Below is a listing. Gather each line of it that contains "Department".

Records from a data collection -
------
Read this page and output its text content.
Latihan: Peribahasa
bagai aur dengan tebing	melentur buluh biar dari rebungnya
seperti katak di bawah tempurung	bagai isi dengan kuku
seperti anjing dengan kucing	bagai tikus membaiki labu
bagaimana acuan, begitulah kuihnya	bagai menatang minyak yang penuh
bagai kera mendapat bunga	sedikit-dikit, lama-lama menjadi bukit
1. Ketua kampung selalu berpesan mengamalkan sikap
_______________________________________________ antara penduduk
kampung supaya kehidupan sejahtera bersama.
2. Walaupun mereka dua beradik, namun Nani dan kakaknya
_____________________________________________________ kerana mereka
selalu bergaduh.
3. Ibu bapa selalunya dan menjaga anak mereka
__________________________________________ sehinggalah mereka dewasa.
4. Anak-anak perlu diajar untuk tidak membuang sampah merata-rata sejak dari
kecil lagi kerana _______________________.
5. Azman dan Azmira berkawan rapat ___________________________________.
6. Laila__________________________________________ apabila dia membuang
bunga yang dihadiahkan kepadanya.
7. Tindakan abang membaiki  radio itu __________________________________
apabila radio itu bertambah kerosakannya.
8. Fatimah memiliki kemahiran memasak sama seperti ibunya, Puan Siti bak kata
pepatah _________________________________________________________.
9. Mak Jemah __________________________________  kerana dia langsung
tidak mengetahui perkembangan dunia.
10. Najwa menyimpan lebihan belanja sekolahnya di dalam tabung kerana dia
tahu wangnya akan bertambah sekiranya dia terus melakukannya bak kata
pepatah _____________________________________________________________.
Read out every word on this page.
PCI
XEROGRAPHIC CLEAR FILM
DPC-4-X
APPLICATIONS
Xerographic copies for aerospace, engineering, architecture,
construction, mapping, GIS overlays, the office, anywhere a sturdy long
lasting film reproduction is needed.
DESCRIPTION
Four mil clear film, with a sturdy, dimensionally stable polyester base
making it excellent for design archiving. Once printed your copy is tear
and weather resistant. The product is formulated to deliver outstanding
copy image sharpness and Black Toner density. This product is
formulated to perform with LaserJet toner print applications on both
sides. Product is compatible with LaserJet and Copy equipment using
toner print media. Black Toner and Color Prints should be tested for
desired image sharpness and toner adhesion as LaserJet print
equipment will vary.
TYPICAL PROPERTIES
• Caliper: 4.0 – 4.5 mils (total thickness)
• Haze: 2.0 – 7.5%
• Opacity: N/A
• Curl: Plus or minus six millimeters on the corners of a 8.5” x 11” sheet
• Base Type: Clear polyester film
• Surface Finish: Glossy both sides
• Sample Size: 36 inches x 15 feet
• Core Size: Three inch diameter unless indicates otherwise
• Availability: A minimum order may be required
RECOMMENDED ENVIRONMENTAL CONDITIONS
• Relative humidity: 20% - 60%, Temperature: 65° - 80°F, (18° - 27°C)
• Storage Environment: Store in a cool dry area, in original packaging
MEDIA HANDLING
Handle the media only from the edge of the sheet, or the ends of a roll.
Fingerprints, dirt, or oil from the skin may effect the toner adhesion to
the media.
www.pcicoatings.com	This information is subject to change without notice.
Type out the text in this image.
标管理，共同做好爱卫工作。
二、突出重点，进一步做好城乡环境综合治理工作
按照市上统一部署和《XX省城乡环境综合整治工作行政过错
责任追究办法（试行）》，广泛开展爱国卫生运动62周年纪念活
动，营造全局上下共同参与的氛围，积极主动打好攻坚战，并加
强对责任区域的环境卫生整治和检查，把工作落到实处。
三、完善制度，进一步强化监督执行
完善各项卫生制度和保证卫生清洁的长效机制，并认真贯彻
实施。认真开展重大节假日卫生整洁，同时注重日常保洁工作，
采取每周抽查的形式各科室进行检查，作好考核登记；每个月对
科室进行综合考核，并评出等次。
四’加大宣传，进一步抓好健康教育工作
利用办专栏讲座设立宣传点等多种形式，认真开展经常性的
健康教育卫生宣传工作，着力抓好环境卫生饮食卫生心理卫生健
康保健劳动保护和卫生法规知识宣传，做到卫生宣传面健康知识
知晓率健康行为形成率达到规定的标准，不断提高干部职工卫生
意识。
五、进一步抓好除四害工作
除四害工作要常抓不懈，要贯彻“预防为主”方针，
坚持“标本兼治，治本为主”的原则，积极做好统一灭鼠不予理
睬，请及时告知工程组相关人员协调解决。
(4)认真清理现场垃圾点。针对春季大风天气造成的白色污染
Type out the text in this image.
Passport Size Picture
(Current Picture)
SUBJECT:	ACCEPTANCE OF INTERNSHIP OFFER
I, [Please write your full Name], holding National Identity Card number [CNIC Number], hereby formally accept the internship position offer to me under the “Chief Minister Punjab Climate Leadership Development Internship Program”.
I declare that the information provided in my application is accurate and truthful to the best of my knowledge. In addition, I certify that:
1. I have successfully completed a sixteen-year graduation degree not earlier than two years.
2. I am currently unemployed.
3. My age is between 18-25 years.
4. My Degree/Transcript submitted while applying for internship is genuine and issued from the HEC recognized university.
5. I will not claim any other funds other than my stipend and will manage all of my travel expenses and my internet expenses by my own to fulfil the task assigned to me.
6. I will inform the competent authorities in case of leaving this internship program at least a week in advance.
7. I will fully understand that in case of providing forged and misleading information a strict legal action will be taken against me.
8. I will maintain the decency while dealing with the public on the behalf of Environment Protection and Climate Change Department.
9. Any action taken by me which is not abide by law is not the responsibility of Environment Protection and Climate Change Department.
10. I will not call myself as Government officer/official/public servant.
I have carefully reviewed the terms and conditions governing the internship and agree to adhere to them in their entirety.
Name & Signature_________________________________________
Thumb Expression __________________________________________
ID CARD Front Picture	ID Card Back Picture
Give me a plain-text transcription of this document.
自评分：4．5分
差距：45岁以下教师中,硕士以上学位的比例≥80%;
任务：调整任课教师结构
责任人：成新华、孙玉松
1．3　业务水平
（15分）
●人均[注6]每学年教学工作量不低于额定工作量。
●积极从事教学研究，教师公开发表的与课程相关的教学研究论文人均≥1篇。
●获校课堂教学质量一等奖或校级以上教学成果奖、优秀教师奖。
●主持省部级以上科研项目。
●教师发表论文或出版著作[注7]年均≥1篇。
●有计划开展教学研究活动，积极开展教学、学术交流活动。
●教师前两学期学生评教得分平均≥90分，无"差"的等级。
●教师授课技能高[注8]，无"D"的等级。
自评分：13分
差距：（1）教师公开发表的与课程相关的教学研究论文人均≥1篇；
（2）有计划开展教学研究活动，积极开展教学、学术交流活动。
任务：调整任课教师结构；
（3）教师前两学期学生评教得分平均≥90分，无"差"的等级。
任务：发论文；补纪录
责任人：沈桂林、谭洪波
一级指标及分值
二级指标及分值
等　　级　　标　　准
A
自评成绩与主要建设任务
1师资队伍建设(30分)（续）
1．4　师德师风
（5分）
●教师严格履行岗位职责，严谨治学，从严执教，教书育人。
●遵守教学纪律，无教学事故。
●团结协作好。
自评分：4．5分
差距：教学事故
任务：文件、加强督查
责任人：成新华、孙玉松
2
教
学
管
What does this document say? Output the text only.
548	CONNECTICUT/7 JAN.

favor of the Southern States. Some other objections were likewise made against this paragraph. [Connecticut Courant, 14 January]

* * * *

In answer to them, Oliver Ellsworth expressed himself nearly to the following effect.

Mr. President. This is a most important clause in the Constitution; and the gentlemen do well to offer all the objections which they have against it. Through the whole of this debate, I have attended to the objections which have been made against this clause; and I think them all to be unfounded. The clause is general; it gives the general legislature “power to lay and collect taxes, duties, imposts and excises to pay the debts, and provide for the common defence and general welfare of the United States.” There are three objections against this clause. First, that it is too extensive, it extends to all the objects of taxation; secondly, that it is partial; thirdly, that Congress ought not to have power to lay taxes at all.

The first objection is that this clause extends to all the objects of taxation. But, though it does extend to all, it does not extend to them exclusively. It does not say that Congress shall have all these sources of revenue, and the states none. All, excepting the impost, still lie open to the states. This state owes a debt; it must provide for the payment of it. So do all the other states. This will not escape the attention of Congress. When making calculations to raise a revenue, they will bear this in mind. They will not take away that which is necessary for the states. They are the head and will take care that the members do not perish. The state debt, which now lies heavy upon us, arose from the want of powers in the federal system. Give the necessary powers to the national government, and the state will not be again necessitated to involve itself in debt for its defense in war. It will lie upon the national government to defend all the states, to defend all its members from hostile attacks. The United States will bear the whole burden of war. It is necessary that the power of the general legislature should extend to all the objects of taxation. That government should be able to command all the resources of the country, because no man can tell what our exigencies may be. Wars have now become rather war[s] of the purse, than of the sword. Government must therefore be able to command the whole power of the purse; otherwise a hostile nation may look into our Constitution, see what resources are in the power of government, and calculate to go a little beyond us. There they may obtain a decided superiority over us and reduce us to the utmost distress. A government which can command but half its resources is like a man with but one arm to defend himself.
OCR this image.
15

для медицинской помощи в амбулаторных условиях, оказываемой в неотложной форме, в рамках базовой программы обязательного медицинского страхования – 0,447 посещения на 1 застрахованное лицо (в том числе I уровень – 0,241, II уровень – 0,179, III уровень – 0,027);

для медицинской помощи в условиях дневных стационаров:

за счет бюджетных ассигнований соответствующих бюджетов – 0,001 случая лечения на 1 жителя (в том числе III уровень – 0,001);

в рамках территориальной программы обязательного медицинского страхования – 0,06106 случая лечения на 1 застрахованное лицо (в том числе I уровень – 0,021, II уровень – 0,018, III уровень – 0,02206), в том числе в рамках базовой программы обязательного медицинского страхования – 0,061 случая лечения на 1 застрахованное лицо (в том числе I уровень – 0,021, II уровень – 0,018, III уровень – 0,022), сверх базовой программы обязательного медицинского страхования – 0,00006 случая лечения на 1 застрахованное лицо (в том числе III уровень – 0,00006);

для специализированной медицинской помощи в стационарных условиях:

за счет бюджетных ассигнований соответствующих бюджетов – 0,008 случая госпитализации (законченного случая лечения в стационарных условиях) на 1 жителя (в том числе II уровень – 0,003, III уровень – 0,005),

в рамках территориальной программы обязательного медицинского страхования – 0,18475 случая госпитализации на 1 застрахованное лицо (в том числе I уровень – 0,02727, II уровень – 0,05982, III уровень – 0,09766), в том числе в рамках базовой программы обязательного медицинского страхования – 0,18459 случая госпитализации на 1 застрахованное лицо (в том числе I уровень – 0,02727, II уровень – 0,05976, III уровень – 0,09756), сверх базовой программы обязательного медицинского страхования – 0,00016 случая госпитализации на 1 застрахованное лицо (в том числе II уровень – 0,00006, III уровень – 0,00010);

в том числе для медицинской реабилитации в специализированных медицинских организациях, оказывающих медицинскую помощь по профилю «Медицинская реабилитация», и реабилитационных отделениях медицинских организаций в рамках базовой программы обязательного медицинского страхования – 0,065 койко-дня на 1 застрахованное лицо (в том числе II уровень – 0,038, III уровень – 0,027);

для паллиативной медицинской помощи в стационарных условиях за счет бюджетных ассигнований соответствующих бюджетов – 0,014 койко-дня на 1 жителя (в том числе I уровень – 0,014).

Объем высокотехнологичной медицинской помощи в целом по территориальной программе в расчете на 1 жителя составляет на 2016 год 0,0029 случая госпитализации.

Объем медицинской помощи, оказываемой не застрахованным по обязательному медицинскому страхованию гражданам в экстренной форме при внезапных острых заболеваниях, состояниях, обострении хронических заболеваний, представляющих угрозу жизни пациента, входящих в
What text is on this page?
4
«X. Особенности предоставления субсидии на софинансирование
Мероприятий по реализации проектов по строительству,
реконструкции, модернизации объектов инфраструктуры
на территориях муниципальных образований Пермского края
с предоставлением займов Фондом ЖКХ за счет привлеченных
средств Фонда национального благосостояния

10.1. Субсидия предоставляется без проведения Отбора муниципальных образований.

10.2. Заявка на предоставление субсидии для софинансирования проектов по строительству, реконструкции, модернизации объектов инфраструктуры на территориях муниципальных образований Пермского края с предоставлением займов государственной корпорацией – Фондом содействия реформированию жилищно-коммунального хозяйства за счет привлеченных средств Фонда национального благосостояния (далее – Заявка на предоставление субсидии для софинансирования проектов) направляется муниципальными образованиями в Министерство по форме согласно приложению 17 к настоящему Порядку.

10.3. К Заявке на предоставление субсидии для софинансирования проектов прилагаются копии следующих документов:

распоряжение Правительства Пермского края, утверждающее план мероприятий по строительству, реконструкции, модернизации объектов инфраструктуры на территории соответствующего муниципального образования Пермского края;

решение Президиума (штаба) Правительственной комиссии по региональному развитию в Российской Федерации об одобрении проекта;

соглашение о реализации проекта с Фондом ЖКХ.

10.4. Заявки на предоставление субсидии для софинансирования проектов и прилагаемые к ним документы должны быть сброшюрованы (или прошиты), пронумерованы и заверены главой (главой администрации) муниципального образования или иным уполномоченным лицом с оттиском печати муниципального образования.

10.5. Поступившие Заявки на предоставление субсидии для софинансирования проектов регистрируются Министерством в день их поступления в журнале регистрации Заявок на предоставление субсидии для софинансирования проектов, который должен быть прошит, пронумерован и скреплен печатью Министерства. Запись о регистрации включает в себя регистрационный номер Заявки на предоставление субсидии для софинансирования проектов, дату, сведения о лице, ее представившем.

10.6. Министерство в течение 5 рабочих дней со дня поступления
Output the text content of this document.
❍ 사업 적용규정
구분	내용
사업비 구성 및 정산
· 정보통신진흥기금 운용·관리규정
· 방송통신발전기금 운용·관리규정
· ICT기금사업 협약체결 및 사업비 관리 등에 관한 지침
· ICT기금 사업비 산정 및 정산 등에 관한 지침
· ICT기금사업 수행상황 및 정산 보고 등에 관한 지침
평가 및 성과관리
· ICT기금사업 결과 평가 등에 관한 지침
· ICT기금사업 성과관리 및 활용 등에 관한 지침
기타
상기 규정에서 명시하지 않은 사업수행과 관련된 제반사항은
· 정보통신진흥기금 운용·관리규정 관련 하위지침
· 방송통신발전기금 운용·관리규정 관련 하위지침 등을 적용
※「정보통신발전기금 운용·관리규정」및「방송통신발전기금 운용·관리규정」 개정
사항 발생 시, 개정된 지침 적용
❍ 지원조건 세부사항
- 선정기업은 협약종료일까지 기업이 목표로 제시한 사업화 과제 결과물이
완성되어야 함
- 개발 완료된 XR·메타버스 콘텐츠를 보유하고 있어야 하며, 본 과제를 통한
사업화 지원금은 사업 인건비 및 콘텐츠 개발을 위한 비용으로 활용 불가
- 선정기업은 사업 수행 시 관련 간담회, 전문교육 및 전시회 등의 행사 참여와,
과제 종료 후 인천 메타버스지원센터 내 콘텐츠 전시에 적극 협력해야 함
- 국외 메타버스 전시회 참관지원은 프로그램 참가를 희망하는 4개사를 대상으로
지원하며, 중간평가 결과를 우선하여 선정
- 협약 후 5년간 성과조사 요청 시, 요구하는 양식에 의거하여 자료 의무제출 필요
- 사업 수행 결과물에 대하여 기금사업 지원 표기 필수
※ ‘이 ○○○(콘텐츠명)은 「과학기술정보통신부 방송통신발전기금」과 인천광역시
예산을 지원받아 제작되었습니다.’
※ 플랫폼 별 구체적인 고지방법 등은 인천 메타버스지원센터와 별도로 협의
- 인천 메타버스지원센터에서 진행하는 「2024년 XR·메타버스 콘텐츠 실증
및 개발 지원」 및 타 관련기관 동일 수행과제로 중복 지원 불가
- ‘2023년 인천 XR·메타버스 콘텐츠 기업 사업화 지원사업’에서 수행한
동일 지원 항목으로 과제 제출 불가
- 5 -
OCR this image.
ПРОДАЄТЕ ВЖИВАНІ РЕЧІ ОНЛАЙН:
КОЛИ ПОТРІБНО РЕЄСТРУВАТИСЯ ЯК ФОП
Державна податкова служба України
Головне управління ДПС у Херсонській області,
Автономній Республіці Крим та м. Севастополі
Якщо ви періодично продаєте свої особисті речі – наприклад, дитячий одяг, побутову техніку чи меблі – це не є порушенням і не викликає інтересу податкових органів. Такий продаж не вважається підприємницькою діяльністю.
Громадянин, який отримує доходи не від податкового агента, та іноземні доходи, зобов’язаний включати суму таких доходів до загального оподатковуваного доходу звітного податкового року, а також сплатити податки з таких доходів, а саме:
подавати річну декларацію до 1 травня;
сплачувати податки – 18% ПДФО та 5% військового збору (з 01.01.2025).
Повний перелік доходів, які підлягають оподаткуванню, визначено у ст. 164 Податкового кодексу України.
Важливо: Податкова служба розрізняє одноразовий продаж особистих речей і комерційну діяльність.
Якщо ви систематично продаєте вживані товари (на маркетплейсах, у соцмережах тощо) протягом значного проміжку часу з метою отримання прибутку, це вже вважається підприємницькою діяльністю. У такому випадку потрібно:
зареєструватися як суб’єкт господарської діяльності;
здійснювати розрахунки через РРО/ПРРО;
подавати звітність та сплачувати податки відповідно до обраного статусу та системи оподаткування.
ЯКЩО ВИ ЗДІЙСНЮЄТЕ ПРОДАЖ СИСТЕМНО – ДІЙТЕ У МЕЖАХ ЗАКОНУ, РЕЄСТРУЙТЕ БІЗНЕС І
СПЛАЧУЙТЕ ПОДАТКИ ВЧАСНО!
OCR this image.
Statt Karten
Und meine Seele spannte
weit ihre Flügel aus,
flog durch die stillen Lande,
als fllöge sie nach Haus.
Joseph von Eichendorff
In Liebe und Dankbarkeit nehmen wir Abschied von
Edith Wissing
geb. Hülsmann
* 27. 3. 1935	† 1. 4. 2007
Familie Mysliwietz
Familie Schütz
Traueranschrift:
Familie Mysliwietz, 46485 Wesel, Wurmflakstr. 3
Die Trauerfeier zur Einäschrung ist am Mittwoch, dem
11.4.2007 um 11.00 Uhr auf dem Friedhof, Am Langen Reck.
------
Exercise output -
8. I will maintain the decency while dealing with the public on the behalf of Environment Protection and Climate Change Department.
9. Any action taken by me which is not abide by law is not the responsibility of Environment Protection and Climate Change Department.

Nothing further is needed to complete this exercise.